= Saved data entries =
▬▬▬▬▬▬

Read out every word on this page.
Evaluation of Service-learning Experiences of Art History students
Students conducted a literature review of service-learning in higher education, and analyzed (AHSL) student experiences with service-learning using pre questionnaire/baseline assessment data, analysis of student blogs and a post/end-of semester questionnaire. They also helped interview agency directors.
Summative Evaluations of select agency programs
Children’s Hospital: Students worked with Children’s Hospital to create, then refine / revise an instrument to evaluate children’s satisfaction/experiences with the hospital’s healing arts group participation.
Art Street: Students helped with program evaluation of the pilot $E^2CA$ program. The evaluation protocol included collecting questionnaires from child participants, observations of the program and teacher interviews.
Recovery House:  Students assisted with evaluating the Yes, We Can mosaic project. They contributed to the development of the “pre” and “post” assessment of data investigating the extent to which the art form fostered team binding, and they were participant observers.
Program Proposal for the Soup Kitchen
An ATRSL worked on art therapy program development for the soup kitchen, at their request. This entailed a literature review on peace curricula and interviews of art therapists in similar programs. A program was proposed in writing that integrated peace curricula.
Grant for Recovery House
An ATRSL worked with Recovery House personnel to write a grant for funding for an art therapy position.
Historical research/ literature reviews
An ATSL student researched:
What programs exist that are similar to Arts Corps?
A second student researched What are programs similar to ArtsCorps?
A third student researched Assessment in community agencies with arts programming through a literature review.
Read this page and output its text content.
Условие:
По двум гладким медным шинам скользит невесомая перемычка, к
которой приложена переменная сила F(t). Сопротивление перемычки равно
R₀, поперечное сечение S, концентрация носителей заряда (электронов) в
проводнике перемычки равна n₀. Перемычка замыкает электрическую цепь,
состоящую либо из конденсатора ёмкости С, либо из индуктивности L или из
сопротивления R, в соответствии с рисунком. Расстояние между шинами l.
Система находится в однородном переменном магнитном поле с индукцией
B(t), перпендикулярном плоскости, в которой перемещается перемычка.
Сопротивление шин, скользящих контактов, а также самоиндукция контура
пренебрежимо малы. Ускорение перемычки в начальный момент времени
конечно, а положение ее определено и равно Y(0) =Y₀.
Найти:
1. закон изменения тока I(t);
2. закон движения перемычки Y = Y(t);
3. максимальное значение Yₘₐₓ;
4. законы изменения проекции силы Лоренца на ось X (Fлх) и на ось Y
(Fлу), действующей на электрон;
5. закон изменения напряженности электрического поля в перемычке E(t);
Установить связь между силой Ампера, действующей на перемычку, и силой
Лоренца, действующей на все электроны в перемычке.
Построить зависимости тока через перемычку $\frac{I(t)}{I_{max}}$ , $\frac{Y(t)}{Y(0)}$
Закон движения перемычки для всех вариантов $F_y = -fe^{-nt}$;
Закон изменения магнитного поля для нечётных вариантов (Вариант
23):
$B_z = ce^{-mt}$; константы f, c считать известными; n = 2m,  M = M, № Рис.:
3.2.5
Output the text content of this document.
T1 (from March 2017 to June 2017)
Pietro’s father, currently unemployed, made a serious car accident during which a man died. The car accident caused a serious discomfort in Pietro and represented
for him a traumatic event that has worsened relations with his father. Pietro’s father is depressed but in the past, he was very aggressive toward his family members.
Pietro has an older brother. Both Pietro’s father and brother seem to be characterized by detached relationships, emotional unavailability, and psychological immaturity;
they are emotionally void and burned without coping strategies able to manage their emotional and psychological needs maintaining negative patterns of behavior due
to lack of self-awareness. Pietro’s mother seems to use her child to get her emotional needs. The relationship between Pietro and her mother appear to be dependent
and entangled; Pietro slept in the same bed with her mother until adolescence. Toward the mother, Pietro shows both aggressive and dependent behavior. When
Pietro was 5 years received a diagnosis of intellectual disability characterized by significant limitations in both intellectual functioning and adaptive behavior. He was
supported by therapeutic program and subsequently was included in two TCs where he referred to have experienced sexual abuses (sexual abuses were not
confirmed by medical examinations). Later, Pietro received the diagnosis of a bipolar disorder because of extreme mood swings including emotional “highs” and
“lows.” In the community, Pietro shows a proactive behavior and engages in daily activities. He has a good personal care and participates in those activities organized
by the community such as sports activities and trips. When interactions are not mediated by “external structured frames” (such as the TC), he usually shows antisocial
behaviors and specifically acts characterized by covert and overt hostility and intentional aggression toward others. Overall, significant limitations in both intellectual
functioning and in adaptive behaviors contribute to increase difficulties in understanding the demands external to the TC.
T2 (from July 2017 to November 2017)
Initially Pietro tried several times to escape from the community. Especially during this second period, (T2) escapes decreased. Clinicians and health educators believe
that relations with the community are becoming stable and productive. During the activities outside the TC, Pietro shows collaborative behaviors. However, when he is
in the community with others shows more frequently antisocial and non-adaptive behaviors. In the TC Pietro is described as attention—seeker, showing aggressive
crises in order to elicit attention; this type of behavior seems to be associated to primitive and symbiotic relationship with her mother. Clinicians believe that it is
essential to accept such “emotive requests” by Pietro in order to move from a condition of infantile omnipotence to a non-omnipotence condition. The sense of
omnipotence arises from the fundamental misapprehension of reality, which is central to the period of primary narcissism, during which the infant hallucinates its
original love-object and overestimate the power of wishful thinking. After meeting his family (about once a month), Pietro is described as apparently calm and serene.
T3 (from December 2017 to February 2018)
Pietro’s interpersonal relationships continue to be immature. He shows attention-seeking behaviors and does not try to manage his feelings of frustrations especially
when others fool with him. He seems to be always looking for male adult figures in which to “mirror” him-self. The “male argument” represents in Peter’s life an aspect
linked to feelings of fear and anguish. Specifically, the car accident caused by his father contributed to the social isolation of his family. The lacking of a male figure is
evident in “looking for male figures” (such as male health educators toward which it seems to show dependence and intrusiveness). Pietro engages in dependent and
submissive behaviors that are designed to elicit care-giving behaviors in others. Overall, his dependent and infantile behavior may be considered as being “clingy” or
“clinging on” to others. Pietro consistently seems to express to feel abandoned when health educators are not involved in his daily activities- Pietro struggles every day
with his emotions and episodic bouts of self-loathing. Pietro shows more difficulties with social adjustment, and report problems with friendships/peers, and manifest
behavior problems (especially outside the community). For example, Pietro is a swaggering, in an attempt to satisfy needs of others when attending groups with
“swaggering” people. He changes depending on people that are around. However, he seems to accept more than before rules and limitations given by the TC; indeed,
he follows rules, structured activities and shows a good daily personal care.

▬▬▬▬▬▬

= WHAT THE TASK ASKS =
Print the whole listing exactly as it is.

= COMPLETE OUTPUT =
Read out every word on this page.
Evaluation of Service-learning Experiences of Art History students
Students conducted a literature review of service-learning in higher education, and analyzed (AHSL) student experiences with service-learning using pre questionnaire/baseline assessment data, analysis of student blogs and a post/end-of semester questionnaire. They also helped interview agency directors.
Summative Evaluations of select agency programs
Children’s Hospital: Students worked with Children’s Hospital to create, then refine / revise an instrument to evaluate children’s satisfaction/experiences with the hospital’s healing arts group participation.
Art Street: Students helped with program evaluation of the pilot $E^2CA$ program. The evaluation protocol included collecting questionnaires from child participants, observations of the program and teacher interviews.
Recovery House:  Students assisted with evaluating the Yes, We Can mosaic project. They contributed to the development of the “pre” and “post” assessment of data investigating the extent to which the art form fostered team binding, and they were participant observers.
Program Proposal for the Soup Kitchen
An ATRSL worked on art therapy program development for the soup kitchen, at their request. This entailed a literature review on peace curricula and interviews of art therapists in similar programs. A program was proposed in writing that integrated peace curricula.
Grant for Recovery House
An ATRSL worked with Recovery House personnel to write a grant for funding for an art therapy position.
Historical research/ literature reviews
An ATSL student researched:
What programs exist that are similar to Arts Corps?
A second student researched What are programs similar to ArtsCorps?
A third student researched Assessment in community agencies with arts programming through a literature review.
Read this page and output its text content.
Условие:
По двум гладким медным шинам скользит невесомая перемычка, к
которой приложена переменная сила F(t). Сопротивление перемычки равно
R₀, поперечное сечение S, концентрация носителей заряда (электронов) в
проводнике перемычки равна n₀. Перемычка замыкает электрическую цепь,
состоящую либо из конденсатора ёмкости С, либо из индуктивности L или из
сопротивления R, в соответствии с рисунком. Расстояние между шинами l.
Система находится в однородном переменном магнитном поле с индукцией
B(t), перпендикулярном плоскости, в которой перемещается перемычка.
Сопротивление шин, скользящих контактов, а также самоиндукция контура
пренебрежимо малы. Ускорение перемычки в начальный момент времени
конечно, а положение ее определено и равно Y(0) =Y₀.
Найти:
1. закон изменения тока I(t);
2. закон движения перемычки Y = Y(t);
3. максимальное значение Yₘₐₓ;
4. законы изменения проекции силы Лоренца на ось X (Fлх) и на ось Y
(Fлу), действующей на электрон;
5. закон изменения напряженности электрического поля в перемычке E(t);
Установить связь между силой Ампера, действующей на перемычку, и силой
Лоренца, действующей на все электроны в перемычке.
Построить зависимости тока через перемычку $\frac{I(t)}{I_{max}}$ , $\frac{Y(t)}{Y(0)}$
Закон движения перемычки для всех вариантов $F_y = -fe^{-nt}$;
Закон изменения магнитного поля для нечётных вариантов (Вариант
23):
$B_z = ce^{-mt}$; константы f, c считать известными; n = 2m,  M = M, № Рис.:
3.2.5
Output the text content of this document.
T1 (from March 2017 to June 2017)
Pietro’s father, currently unemployed, made a serious car accident during which a man died. The car accident caused a serious discomfort in Pietro and represented
for him a traumatic event that has worsened relations with his father. Pietro’s father is depressed but in the past, he was very aggressive toward his family members.
Pietro has an older brother. Both Pietro’s father and brother seem to be characterized by detached relationships, emotional unavailability, and psychological immaturity;
they are emotionally void and burned without coping strategies able to manage their emotional and psychological needs maintaining negative patterns of behavior due
to lack of self-awareness. Pietro’s mother seems to use her child to get her emotional needs. The relationship between Pietro and her mother appear to be dependent
and entangled; Pietro slept in the same bed with her mother until adolescence. Toward the mother, Pietro shows both aggressive and dependent behavior. When
Pietro was 5 years received a diagnosis of intellectual disability characterized by significant limitations in both intellectual functioning and adaptive behavior. He was
supported by therapeutic program and subsequently was included in two TCs where he referred to have experienced sexual abuses (sexual abuses were not
confirmed by medical examinations). Later, Pietro received the diagnosis of a bipolar disorder because of extreme mood swings including emotional “highs” and
“lows.” In the community, Pietro shows a proactive behavior and engages in daily activities. He has a good personal care and participates in those activities organized
by the community such as sports activities and trips. When interactions are not mediated by “external structured frames” (such as the TC), he usually shows antisocial
behaviors and specifically acts characterized by covert and overt hostility and intentional aggression toward others. Overall, significant limitations in both intellectual
functioning and in adaptive behaviors contribute to increase difficulties in understanding the demands external to the TC.
T2 (from July 2017 to November 2017)
Initially Pietro tried several times to escape from the community. Especially during this second period, (T2) escapes decreased. Clinicians and health educators believe
that relations with the community are becoming stable and productive. During the activities outside the TC, Pietro shows collaborative behaviors. However, when he is
in the community with others shows more frequently antisocial and non-adaptive behaviors. In the TC Pietro is described as attention—seeker, showing aggressive
crises in order to elicit attention; this type of behavior seems to be associated to primitive and symbiotic relationship with her mother. Clinicians believe that it is
essential to accept such “emotive requests” by Pietro in order to move from a condition of infantile omnipotence to a non-omnipotence condition. The sense of
omnipotence arises from the fundamental misapprehension of reality, which is central to the period of primary narcissism, during which the infant hallucinates its
original love-object and overestimate the power of wishful thinking. After meeting his family (about once a month), Pietro is described as apparently calm and serene.
T3 (from December 2017 to February 2018)
Pietro’s interpersonal relationships continue to be immature. He shows attention-seeking behaviors and does not try to manage his feelings of frustrations especially
when others fool with him. He seems to be always looking for male adult figures in which to “mirror” him-self. The “male argument” represents in Peter’s life an aspect
linked to feelings of fear and anguish. Specifically, the car accident caused by his father contributed to the social isolation of his family. The lacking of a male figure is
evident in “looking for male figures” (such as male health educators toward which it seems to show dependence and intrusiveness). Pietro engages in dependent and
submissive behaviors that are designed to elicit care-giving behaviors in others. Overall, his dependent and infantile behavior may be considered as being “clingy” or
“clinging on” to others. Pietro consistently seems to express to feel abandoned when health educators are not involved in his daily activities- Pietro struggles every day
with his emotions and episodic bouts of self-loathing. Pietro shows more difficulties with social adjustment, and report problems with friendships/peers, and manifest
behavior problems (especially outside the community). For example, Pietro is a swaggering, in an attempt to satisfy needs of others when attending groups with
“swaggering” people. He changes depending on people that are around. However, he seems to accept more than before rules and limitations given by the TC; indeed,
he follows rules, structured activities and shows a good daily personal care.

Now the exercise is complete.